— start of Supplied records —

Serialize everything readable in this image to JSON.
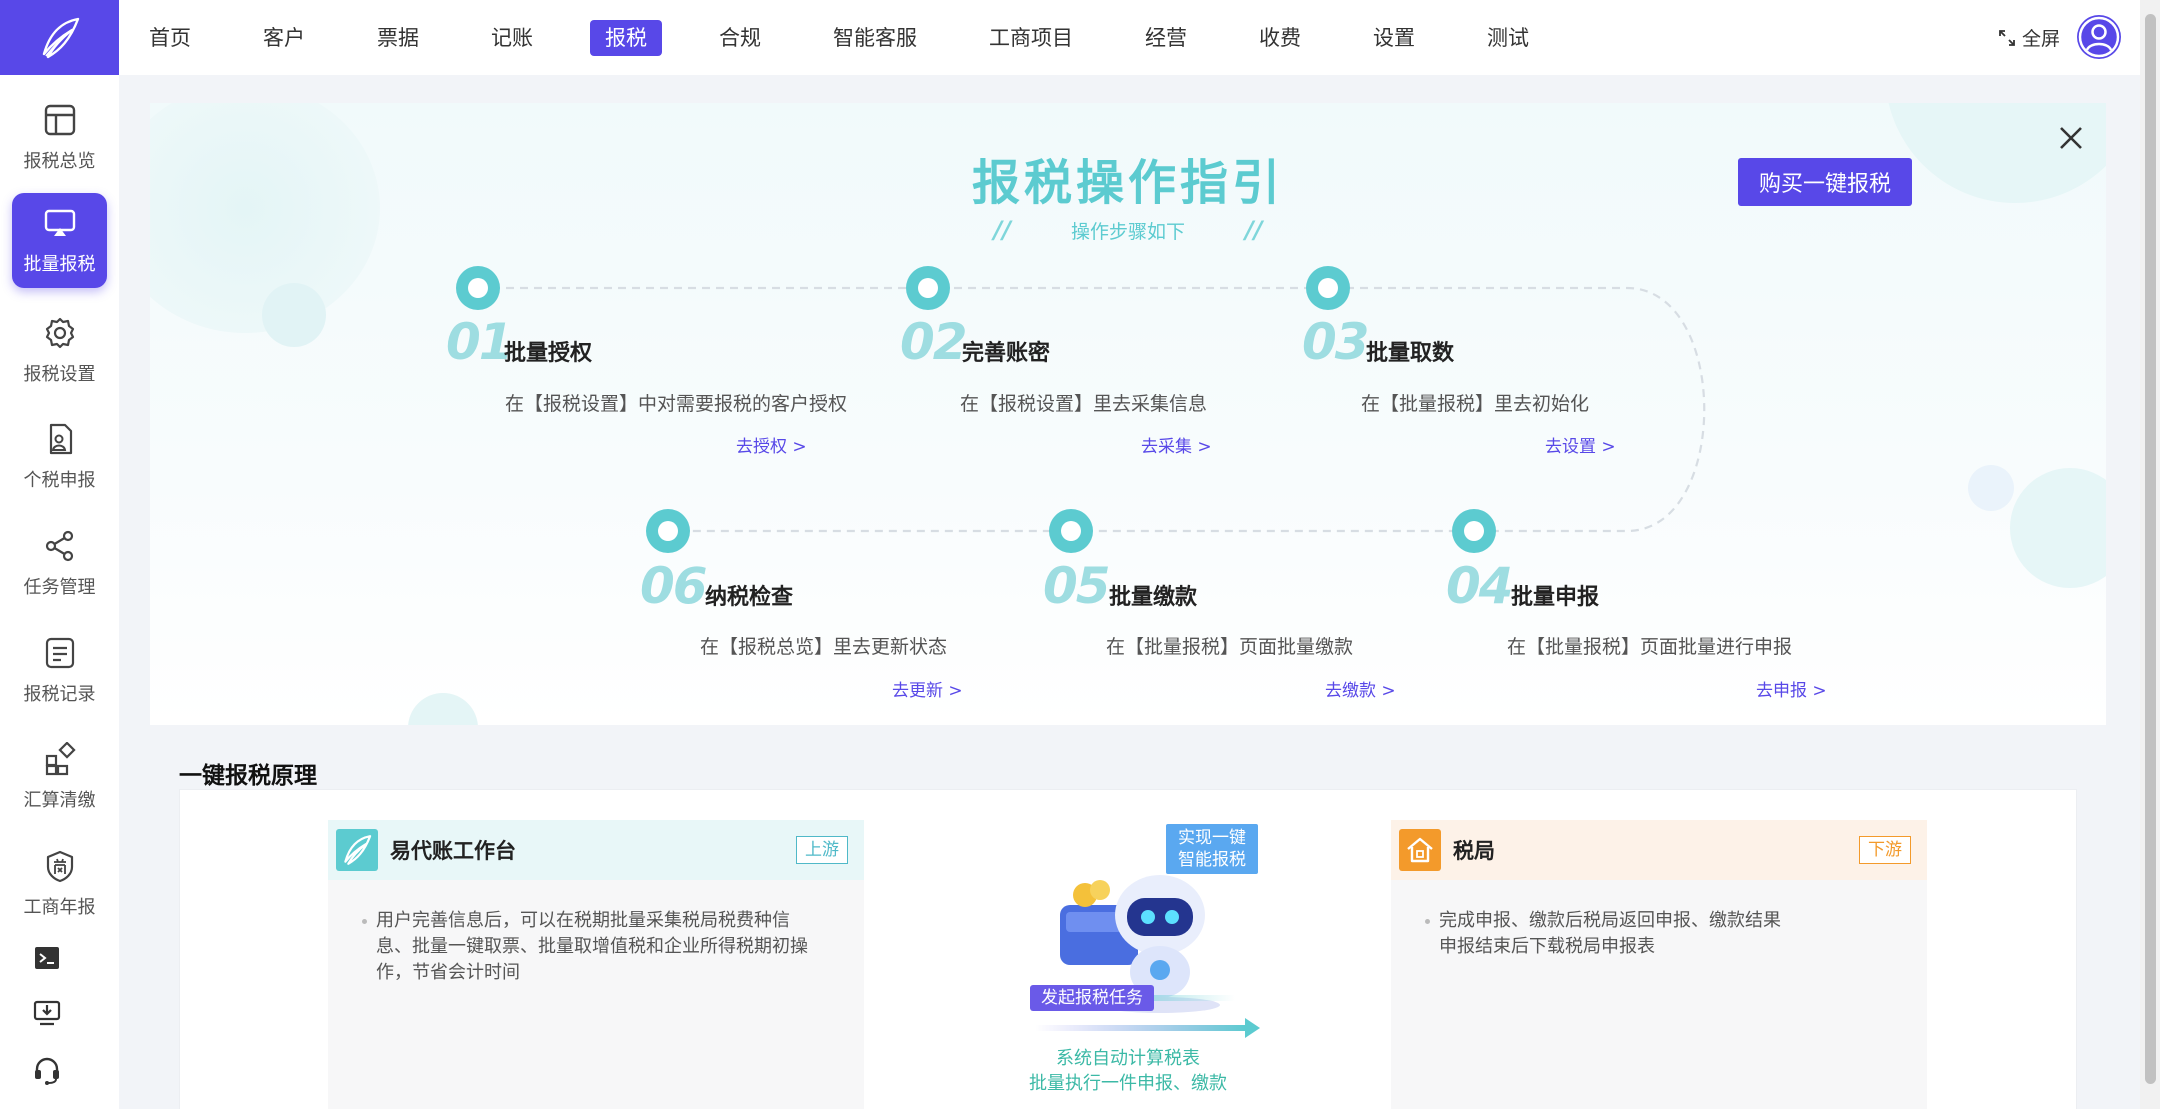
{
  "nav": {
    "items": [
      "首页",
      "客户",
      "票据",
      "记账",
      "报税",
      "合规",
      "智能客服",
      "工商项目",
      "经营",
      "收费",
      "设置",
      "测试"
    ],
    "active": "报税",
    "fullscreen_label": "全屏"
  },
  "sidebar": {
    "items": [
      {
        "label": "报税总览",
        "icon": "layout-icon"
      },
      {
        "label": "批量报税",
        "icon": "screen-icon"
      },
      {
        "label": "报税设置",
        "icon": "gear-icon"
      },
      {
        "label": "个税申报",
        "icon": "person-doc-icon"
      },
      {
        "label": "任务管理",
        "icon": "share-icon"
      },
      {
        "label": "报税记录",
        "icon": "list-icon"
      },
      {
        "label": "汇算清缴",
        "icon": "grid-icon"
      },
      {
        "label": "工商年报",
        "icon": "shop-badge-icon"
      }
    ],
    "active": "批量报税",
    "extra_icons": [
      "terminal-icon",
      "download-screen-icon",
      "headset-icon"
    ]
  },
  "guide": {
    "title": "报税操作指引",
    "subtitle": "操作步骤如下",
    "buy_button": "购买一键报税",
    "steps": [
      {
        "num": "01",
        "title": "批量授权",
        "desc": "在【报税设置】中对需要报税的客户授权",
        "link": "去授权 >"
      },
      {
        "num": "02",
        "title": "完善账密",
        "desc": "在【报税设置】里去采集信息",
        "link": "去采集 >"
      },
      {
        "num": "03",
        "title": "批量取数",
        "desc": "在【批量报税】里去初始化",
        "link": "去设置 >"
      },
      {
        "num": "04",
        "title": "批量申报",
        "desc": "在【批量报税】页面批量进行申报",
        "link": "去申报 >"
      },
      {
        "num": "05",
        "title": "批量缴款",
        "desc": "在【批量报税】页面批量缴款",
        "link": "去缴款 >"
      },
      {
        "num": "06",
        "title": "纳税检查",
        "desc": "在【报税总览】里去更新状态",
        "link": "去更新 >"
      }
    ]
  },
  "principle": {
    "title": "一键报税原理",
    "left_card": {
      "title": "易代账工作台",
      "tag": "上游",
      "text": "用户完善信息后，可以在税期批量采集税局税费种信息、批量一键取票、批量取增值税和企业所得税期初操作，节省会计时间"
    },
    "center": {
      "tag_line1": "实现一键",
      "tag_line2": "智能报税",
      "start_task": "发起报税任务",
      "auto_line1": "系统自动计算税表",
      "auto_line2": "批量执行一件申报、缴款"
    },
    "right_card": {
      "title": "税局",
      "tag": "下游",
      "line1": "完成申报、缴款后税局返回申报、缴款结果",
      "line2": "申报结束后下载税局申报表"
    }
  },
  "colors": {
    "brand": "#5848e8",
    "teal": "#5ccbd0",
    "upstream_tag": "#4fb9c8",
    "downstream_tag": "#f39a2b"
  }
}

— end of Supplied records —

_What you have to do_. Check each line of the records for the string "报税设置" and state how many lines contain it. Give only the number.

_Task result_. 3